Work required: Could you copy all of the records below exactly as they appear?

_ _ _

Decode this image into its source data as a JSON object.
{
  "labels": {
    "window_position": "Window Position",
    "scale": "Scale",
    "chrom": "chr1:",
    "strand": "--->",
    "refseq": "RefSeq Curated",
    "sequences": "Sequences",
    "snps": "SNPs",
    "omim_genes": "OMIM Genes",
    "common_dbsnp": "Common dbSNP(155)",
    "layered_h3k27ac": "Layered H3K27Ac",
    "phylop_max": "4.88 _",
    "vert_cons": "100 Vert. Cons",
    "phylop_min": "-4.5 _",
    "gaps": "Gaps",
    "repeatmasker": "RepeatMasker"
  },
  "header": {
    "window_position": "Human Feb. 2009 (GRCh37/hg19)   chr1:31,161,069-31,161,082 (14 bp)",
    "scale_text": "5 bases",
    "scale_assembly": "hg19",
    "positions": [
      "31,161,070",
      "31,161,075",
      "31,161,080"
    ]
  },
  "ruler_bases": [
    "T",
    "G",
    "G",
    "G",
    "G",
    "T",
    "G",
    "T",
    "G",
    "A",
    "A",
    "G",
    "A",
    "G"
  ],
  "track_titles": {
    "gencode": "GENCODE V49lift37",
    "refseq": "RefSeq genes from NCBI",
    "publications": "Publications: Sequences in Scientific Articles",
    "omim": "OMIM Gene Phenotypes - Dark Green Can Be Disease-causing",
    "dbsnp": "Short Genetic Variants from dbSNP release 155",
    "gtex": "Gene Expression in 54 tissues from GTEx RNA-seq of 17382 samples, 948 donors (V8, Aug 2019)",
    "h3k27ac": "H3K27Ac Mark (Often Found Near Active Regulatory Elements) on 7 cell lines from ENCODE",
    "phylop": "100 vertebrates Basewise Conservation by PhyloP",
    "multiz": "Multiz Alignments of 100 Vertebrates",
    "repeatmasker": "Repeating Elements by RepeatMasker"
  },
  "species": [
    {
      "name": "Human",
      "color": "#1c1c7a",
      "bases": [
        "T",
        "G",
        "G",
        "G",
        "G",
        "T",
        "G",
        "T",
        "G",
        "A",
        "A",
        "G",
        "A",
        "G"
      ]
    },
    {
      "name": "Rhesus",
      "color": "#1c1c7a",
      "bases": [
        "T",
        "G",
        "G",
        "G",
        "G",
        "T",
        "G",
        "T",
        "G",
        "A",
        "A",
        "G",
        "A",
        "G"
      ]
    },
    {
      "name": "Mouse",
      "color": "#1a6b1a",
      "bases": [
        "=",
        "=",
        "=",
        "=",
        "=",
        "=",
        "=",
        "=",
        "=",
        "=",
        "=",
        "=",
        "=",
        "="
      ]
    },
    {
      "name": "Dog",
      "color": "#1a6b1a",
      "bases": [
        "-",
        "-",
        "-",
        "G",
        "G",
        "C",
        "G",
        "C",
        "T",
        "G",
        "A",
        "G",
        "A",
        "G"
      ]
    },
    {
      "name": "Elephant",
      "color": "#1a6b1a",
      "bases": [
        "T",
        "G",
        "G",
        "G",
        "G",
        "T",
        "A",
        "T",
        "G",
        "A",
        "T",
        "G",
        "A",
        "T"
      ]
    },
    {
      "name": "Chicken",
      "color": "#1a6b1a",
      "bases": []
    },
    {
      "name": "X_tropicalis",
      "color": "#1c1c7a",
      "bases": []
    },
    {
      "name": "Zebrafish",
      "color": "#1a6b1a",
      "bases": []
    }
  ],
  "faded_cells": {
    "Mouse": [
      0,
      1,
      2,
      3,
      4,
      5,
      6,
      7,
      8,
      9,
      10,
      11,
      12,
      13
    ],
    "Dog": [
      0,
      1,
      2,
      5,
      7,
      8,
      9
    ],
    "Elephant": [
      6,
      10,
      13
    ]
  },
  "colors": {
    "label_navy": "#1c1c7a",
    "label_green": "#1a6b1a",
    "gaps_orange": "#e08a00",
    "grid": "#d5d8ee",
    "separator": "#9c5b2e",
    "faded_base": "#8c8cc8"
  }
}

_ _ _

Reply:
Decode this image into its source data as a JSON object.
{
  "labels": {
    "window_position": "Window Position",
    "scale": "Scale",
    "chrom": "chr1:",
    "strand": "--->",
    "refseq": "RefSeq Curated",
    "sequences": "Sequences",
    "snps": "SNPs",
    "omim_genes": "OMIM Genes",
    "common_dbsnp": "Common dbSNP(155)",
    "layered_h3k27ac": "Layered H3K27Ac",
    "phylop_max": "4.88 _",
    "vert_cons": "100 Vert. Cons",
    "phylop_min": "-4.5 _",
    "gaps": "Gaps",
    "repeatmasker": "RepeatMasker"
  },
  "header": {
    "window_position": "Human Feb. 2009 (GRCh37/hg19)   chr1:31,161,069-31,161,082 (14 bp)",
    "scale_text": "5 bases",
    "scale_assembly": "hg19",
    "positions": [
      "31,161,070",
      "31,161,075",
      "31,161,080"
    ]
  },
  "ruler_bases": [
    "T",
    "G",
    "G",
    "G",
    "G",
    "T",
    "G",
    "T",
    "G",
    "A",
    "A",
    "G",
    "A",
    "G"
  ],
  "track_titles": {
    "gencode": "GENCODE V49lift37",
    "refseq": "RefSeq genes from NCBI",
    "publications": "Publications: Sequences in Scientific Articles",
    "omim": "OMIM Gene Phenotypes - Dark Green Can Be Disease-causing",
    "dbsnp": "Short Genetic Variants from dbSNP release 155",
    "gtex": "Gene Expression in 54 tissues from GTEx RNA-seq of 17382 samples, 948 donors (V8, Aug 2019)",
    "h3k27ac": "H3K27Ac Mark (Often Found Near Active Regulatory Elements) on 7 cell lines from ENCODE",
    "phylop": "100 vertebrates Basewise Conservation by PhyloP",
    "multiz": "Multiz Alignments of 100 Vertebrates",
    "repeatmasker": "Repeating Elements by RepeatMasker"
  },
  "species": [
    {
      "name": "Human",
      "color": "#1c1c7a",
      "bases": [
        "T",
        "G",
        "G",
        "G",
        "G",
        "T",
        "G",
        "T",
        "G",
        "A",
        "A",
        "G",
        "A",
        "G"
      ]
    },
    {
      "name": "Rhesus",
      "color": "#1c1c7a",
      "bases": [
        "T",
        "G",
        "G",
        "G",
        "G",
        "T",
        "G",
        "T",
        "G",
        "A",
        "A",
        "G",
        "A",
        "G"
      ]
    },
    {
      "name": "Mouse",
      "color": "#1a6b1a",
      "bases": [
        "=",
        "=",
        "=",
        "=",
        "=",
        "=",
        "=",
        "=",
        "=",
        "=",
        "=",
        "=",
        "=",
        "="
      ]
    },
    {
      "name": "Dog",
      "color": "#1a6b1a",
      "bases": [
        "-",
        "-",
        "-",
        "G",
        "G",
        "C",
        "G",
        "C",
        "T",
        "G",
        "A",
        "G",
        "A",
        "G"
      ]
    },
    {
      "name": "Elephant",
      "color": "#1a6b1a",
      "bases": [
        "T",
        "G",
        "G",
        "G",
        "G",
        "T",
        "A",
        "T",
        "G",
        "A",
        "T",
        "G",
        "A",
        "T"
      ]
    },
    {
      "name": "Chicken",
      "color": "#1a6b1a",
      "bases": []
    },
    {
      "name": "X_tropicalis",
      "color": "#1c1c7a",
      "bases": []
    },
    {
      "name": "Zebrafish",
      "color": "#1a6b1a",
      "bases": []
    }
  ],
  "faded_cells": {
    "Mouse": [
      0,
      1,
      2,
      3,
      4,
      5,
      6,
      7,
      8,
      9,
      10,
      11,
      12,
      13
    ],
    "Dog": [
      0,
      1,
      2,
      5,
      7,
      8,
      9
    ],
    "Elephant": [
      6,
      10,
      13
    ]
  },
  "colors": {
    "label_navy": "#1c1c7a",
    "label_green": "#1a6b1a",
    "gaps_orange": "#e08a00",
    "grid": "#d5d8ee",
    "separator": "#9c5b2e",
    "faded_base": "#8c8cc8"
  }
}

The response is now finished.